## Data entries
────────────────────

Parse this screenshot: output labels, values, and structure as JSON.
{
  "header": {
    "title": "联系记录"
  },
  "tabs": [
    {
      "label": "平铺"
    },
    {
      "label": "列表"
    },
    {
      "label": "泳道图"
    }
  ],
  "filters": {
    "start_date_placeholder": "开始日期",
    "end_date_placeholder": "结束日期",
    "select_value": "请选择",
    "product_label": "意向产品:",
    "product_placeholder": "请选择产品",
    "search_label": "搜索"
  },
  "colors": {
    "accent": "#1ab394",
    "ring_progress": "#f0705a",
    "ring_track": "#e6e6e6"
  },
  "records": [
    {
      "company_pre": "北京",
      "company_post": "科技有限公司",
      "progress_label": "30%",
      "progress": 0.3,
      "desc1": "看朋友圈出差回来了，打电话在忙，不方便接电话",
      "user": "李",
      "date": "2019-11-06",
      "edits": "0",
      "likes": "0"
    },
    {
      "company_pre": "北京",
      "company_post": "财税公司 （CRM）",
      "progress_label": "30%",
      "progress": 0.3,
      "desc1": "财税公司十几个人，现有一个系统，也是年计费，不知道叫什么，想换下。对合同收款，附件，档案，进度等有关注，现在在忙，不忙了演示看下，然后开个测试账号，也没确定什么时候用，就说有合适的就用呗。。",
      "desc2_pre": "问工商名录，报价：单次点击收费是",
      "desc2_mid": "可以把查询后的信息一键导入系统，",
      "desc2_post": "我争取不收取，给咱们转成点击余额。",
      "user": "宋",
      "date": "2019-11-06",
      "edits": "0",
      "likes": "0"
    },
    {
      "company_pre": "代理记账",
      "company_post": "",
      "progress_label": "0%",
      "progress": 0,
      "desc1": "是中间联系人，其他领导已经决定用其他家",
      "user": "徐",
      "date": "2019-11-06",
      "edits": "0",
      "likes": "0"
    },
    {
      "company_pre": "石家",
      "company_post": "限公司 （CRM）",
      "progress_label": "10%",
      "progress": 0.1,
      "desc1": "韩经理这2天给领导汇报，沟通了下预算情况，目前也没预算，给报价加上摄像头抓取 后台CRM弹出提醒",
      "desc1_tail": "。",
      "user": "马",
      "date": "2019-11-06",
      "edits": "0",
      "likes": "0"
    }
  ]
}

────────────────────

## STATED TASK
Quote the data above in full, changing nothing.

## RESULT FOR THIS EXERCISE
Parse this screenshot: output labels, values, and structure as JSON.
{
  "header": {
    "title": "联系记录"
  },
  "tabs": [
    {
      "label": "平铺"
    },
    {
      "label": "列表"
    },
    {
      "label": "泳道图"
    }
  ],
  "filters": {
    "start_date_placeholder": "开始日期",
    "end_date_placeholder": "结束日期",
    "select_value": "请选择",
    "product_label": "意向产品:",
    "product_placeholder": "请选择产品",
    "search_label": "搜索"
  },
  "colors": {
    "accent": "#1ab394",
    "ring_progress": "#f0705a",
    "ring_track": "#e6e6e6"
  },
  "records": [
    {
      "company_pre": "北京",
      "company_post": "科技有限公司",
      "progress_label": "30%",
      "progress": 0.3,
      "desc1": "看朋友圈出差回来了，打电话在忙，不方便接电话",
      "user": "李",
      "date": "2019-11-06",
      "edits": "0",
      "likes": "0"
    },
    {
      "company_pre": "北京",
      "company_post": "财税公司 （CRM）",
      "progress_label": "30%",
      "progress": 0.3,
      "desc1": "财税公司十几个人，现有一个系统，也是年计费，不知道叫什么，想换下。对合同收款，附件，档案，进度等有关注，现在在忙，不忙了演示看下，然后开个测试账号，也没确定什么时候用，就说有合适的就用呗。。",
      "desc2_pre": "问工商名录，报价：单次点击收费是",
      "desc2_mid": "可以把查询后的信息一键导入系统，",
      "desc2_post": "我争取不收取，给咱们转成点击余额。",
      "user": "宋",
      "date": "2019-11-06",
      "edits": "0",
      "likes": "0"
    },
    {
      "company_pre": "代理记账",
      "company_post": "",
      "progress_label": "0%",
      "progress": 0,
      "desc1": "是中间联系人，其他领导已经决定用其他家",
      "user": "徐",
      "date": "2019-11-06",
      "edits": "0",
      "likes": "0"
    },
    {
      "company_pre": "石家",
      "company_post": "限公司 （CRM）",
      "progress_label": "10%",
      "progress": 0.1,
      "desc1": "韩经理这2天给领导汇报，沟通了下预算情况，目前也没预算，给报价加上摄像头抓取 后台CRM弹出提醒",
      "desc1_tail": "。",
      "user": "马",
      "date": "2019-11-06",
      "edits": "0",
      "likes": "0"
    }
  ]
}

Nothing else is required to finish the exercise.